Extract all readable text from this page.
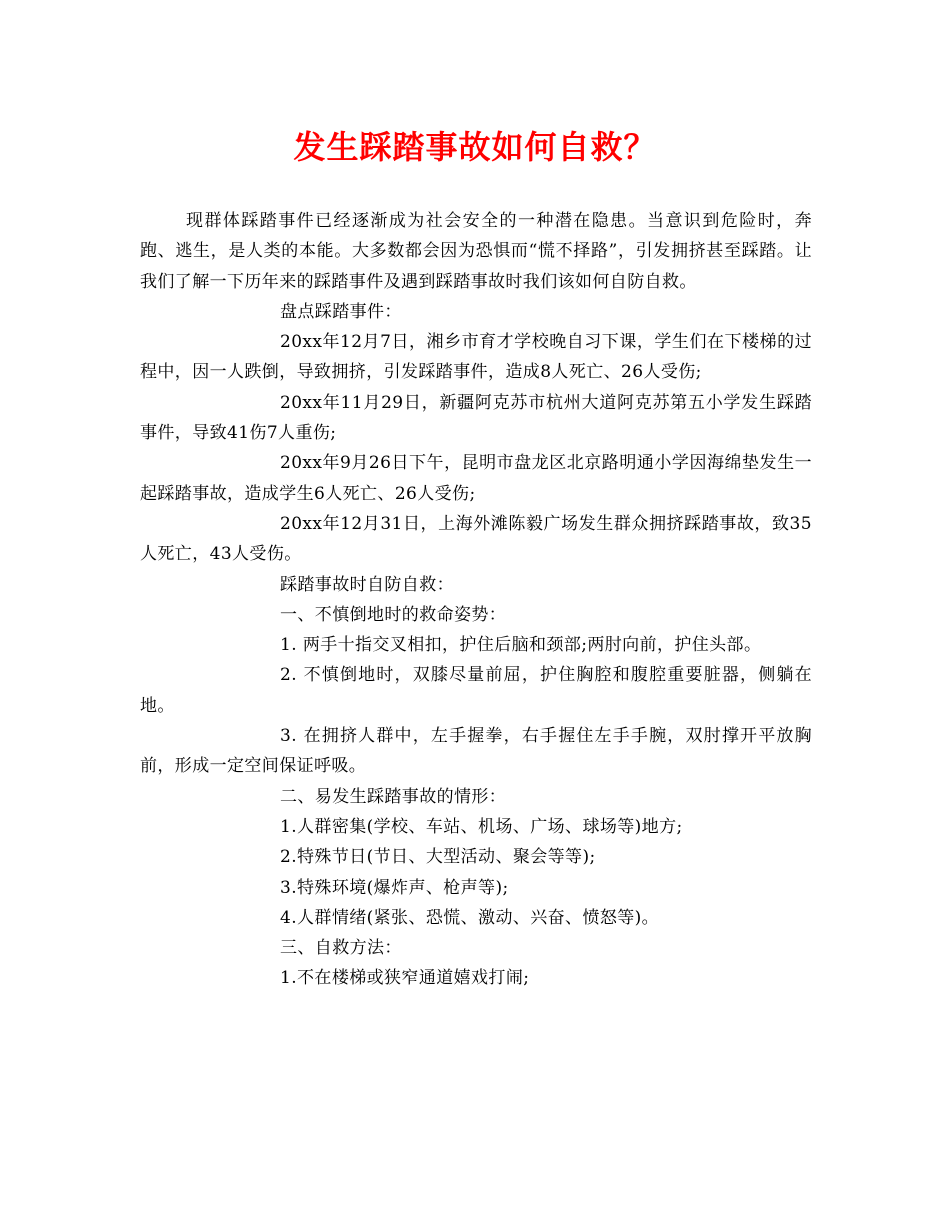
发生踩踏事故如何自救？

现群体踩踏事件已经逐渐成为社会安全的一种潜在隐患。当意识到危险时，奔跑、逃生，是人类的本能。大多数都会因为恐惧而“慌不择路”，引发拥挤甚至踩踏。让我们了解一下历年来的踩踏事件及遇到踩踏事故时我们该如何自防自救。

盘点踩踏事件：

20xx年12月7日，湘乡市育才学校晚自习下课，学生们在下楼梯的过程中，因一人跌倒，导致拥挤，引发踩踏事件，造成8人死亡、26人受伤;

20xx年11月29日，新疆阿克苏市杭州大道阿克苏第五小学发生踩踏事件，导致41伤7人重伤;

20xx年9月26日下午，昆明市盘龙区北京路明通小学因海绵垫发生一起踩踏事故，造成学生6人死亡、26人受伤;

20xx年12月31日，上海外滩陈毅广场发生群众拥挤踩踏事故，致35人死亡，43人受伤。

踩踏事故时自防自救：

一、不慎倒地时的救命姿势：

1. 两手十指交叉相扣，护住后脑和颈部;两肘向前，护住头部。

2. 不慎倒地时，双膝尽量前屈，护住胸腔和腹腔重要脏器，侧躺在地。

3. 在拥挤人群中，左手握拳，右手握住左手手腕，双肘撑开平放胸前，形成一定空间保证呼吸。

二、易发生踩踏事故的情形：

1.人群密集(学校、车站、机场、广场、球场等)地方;

2.特殊节日(节日、大型活动、聚会等等);

3.特殊环境(爆炸声、枪声等);

4.人群情绪(紧张、恐慌、激动、兴奋、愤怒等)。

三、自救方法：

1.不在楼梯或狭窄通道嬉戏打闹;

* * * * * * *

Quote the full listing above word for word; exclude every picture from the copy.

** The reply **
Extract all readable text from this page.
发生踩踏事故如何自救？

现群体踩踏事件已经逐渐成为社会安全的一种潜在隐患。当意识到危险时，奔跑、逃生，是人类的本能。大多数都会因为恐惧而“慌不择路”，引发拥挤甚至踩踏。让我们了解一下历年来的踩踏事件及遇到踩踏事故时我们该如何自防自救。

盘点踩踏事件：

20xx年12月7日，湘乡市育才学校晚自习下课，学生们在下楼梯的过程中，因一人跌倒，导致拥挤，引发踩踏事件，造成8人死亡、26人受伤;

20xx年11月29日，新疆阿克苏市杭州大道阿克苏第五小学发生踩踏事件，导致41伤7人重伤;

20xx年9月26日下午，昆明市盘龙区北京路明通小学因海绵垫发生一起踩踏事故，造成学生6人死亡、26人受伤;

20xx年12月31日，上海外滩陈毅广场发生群众拥挤踩踏事故，致35人死亡，43人受伤。

踩踏事故时自防自救：

一、不慎倒地时的救命姿势：

1. 两手十指交叉相扣，护住后脑和颈部;两肘向前，护住头部。

2. 不慎倒地时，双膝尽量前屈，护住胸腔和腹腔重要脏器，侧躺在地。

3. 在拥挤人群中，左手握拳，右手握住左手手腕，双肘撑开平放胸前，形成一定空间保证呼吸。

二、易发生踩踏事故的情形：

1.人群密集(学校、车站、机场、广场、球场等)地方;

2.特殊节日(节日、大型活动、聚会等等);

3.特殊环境(爆炸声、枪声等);

4.人群情绪(紧张、恐慌、激动、兴奋、愤怒等)。

三、自救方法：

1.不在楼梯或狭窄通道嬉戏打闹;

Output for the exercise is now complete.